Stated goal a: Output the part of the KEDA article starting with "Connect with us" and going on through "under CNCF’s purview.", word for word.

Passage shown:
Connect with us

International Circuit

Microsoft-led KEDA project served into CNCF

The Cloud Native Computing Foundation (CNCF) adopted the Kubernetes-based event-driven autoscaling (KEDA) platform that was developed by Microsoft and Red Hat as a “Sandbox” project within the open source organization. The move adds another serverless-focused component under CNCF’s purview.

The KEDA platform, which was unveiled last year, tackles the eventing and autoscaling challenges of running serverless applications in a Kubernetes-orchestrated container environment. This is essentially to use a serverless event to activate and scale a Kubernetes deployment based on need.

KEDA itself was designed to allow developers to run serverless functions within a Kubernetes environment across other clouds and on-premises locations, and as the KEDA maintainers noted in a blog post “users can now treat their Kubernetes deployments like [function-as-a-service] or [platform-as-a-service] applications with ease.”

“KEDA enables a cloud-native app to scale directly on the event that your app is interested in, providing a much more accurate and responsive application,” explained Jeff Hollan, principal project manager for Azure Serverless at Microsoft, in an email to SDxCentral.

“By default, Kubernetes scales containers based on resource metrics like CPU and memory,” Hollan wrote in a separate blog post. “This isn’t an ideal fit for event-driven and serverless workloads where you need to rapidly scale based on events. … KEDA brings this capability for any container workload, enabling you to enhance Kubernetes and automatically drive scale up and down proactively, and based directly on the rate of events as they arrive.”

Stated goal b: Return the lines of the item position entries listing unchanged, starting with its first line and going on through the line with "tick-base: 10: [565, 749, 584, 768]".

Item position entries:
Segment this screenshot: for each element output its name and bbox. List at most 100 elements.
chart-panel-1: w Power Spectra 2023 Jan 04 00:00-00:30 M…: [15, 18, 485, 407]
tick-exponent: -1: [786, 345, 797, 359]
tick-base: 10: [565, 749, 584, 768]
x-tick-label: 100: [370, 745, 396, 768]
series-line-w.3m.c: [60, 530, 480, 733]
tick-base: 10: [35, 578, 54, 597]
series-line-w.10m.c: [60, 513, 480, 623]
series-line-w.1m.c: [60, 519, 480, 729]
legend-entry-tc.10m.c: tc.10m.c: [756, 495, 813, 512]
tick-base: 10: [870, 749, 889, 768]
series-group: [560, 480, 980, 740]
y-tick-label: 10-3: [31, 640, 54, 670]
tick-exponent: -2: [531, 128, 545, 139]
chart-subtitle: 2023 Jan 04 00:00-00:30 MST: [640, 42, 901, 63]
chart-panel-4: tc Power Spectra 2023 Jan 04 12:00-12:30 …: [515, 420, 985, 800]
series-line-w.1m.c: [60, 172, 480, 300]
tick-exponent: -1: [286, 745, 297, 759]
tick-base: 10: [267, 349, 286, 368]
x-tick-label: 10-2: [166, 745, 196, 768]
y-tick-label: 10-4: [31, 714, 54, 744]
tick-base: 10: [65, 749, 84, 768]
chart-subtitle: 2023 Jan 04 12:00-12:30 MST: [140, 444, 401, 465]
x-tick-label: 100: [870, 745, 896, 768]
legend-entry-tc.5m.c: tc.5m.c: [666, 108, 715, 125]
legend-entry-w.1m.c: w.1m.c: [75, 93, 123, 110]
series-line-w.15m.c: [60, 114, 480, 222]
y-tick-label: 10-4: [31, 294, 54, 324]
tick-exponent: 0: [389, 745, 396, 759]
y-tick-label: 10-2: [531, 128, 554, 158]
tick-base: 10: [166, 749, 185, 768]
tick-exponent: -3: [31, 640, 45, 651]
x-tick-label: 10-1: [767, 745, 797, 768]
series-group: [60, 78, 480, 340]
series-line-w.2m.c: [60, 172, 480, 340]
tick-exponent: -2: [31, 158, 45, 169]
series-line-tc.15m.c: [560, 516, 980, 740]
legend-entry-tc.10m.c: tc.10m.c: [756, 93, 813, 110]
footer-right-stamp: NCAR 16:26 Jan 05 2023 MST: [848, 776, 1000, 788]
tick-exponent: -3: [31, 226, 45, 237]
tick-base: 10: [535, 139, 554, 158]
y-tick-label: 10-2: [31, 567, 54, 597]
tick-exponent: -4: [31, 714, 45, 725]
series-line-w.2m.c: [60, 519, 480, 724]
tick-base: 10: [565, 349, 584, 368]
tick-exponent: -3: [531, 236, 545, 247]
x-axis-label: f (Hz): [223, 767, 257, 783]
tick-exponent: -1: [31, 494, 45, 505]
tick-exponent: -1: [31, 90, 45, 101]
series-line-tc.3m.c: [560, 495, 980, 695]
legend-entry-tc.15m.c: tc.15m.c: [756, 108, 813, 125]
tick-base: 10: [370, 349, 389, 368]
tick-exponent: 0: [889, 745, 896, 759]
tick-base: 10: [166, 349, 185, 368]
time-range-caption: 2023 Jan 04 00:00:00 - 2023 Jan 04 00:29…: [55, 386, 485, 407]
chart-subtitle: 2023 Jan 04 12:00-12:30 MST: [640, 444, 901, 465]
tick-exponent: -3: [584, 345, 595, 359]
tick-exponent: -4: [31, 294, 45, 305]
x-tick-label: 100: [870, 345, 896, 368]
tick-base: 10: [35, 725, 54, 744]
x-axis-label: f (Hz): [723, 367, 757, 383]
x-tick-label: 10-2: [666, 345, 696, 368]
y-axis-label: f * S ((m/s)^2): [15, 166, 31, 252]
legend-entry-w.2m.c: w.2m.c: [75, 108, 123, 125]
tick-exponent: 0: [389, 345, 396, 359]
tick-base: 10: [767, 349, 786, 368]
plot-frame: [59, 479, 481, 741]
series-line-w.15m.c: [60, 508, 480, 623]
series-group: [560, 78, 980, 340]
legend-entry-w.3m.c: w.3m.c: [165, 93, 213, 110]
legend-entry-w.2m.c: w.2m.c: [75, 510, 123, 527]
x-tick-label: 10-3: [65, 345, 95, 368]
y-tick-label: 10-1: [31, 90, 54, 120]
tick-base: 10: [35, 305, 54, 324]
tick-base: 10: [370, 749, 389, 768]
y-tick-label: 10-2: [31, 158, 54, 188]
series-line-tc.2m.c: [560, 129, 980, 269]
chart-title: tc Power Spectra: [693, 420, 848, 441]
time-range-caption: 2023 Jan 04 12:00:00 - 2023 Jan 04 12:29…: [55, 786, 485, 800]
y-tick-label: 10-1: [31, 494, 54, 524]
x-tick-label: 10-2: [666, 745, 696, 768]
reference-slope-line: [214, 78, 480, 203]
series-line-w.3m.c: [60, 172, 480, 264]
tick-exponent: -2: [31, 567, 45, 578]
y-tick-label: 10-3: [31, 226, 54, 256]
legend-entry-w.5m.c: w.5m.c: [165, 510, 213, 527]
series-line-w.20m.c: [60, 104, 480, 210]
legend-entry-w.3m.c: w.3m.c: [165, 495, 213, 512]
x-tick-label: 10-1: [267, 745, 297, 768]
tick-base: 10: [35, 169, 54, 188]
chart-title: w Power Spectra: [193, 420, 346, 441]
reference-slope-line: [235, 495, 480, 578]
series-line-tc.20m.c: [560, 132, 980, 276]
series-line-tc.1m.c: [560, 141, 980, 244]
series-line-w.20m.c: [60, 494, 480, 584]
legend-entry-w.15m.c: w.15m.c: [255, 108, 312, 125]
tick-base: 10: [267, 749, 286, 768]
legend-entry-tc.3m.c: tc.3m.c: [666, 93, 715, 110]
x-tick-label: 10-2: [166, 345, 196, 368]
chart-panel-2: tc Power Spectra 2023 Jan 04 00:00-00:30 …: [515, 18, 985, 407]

Response a:
Connect with us

International Circuit

Microsoft-led KEDA project served into CNCF

The Cloud Native Computing Foundation (CNCF) adopted the Kubernetes-based event-driven autoscaling (KEDA) platform that was developed by Microsoft and Red Hat as a “Sandbox” project within the open source organization. The move adds another serverless-focused component under CNCF’s purview.

Response b:
Segment this screenshot: for each element output its name and bbox. List at most 100 elements.
chart-panel-1: w Power Spectra 2023 Jan 04 00:00-00:30 M…: [15, 18, 485, 407]
tick-exponent: -1: [786, 345, 797, 359]
tick-base: 10: [565, 749, 584, 768]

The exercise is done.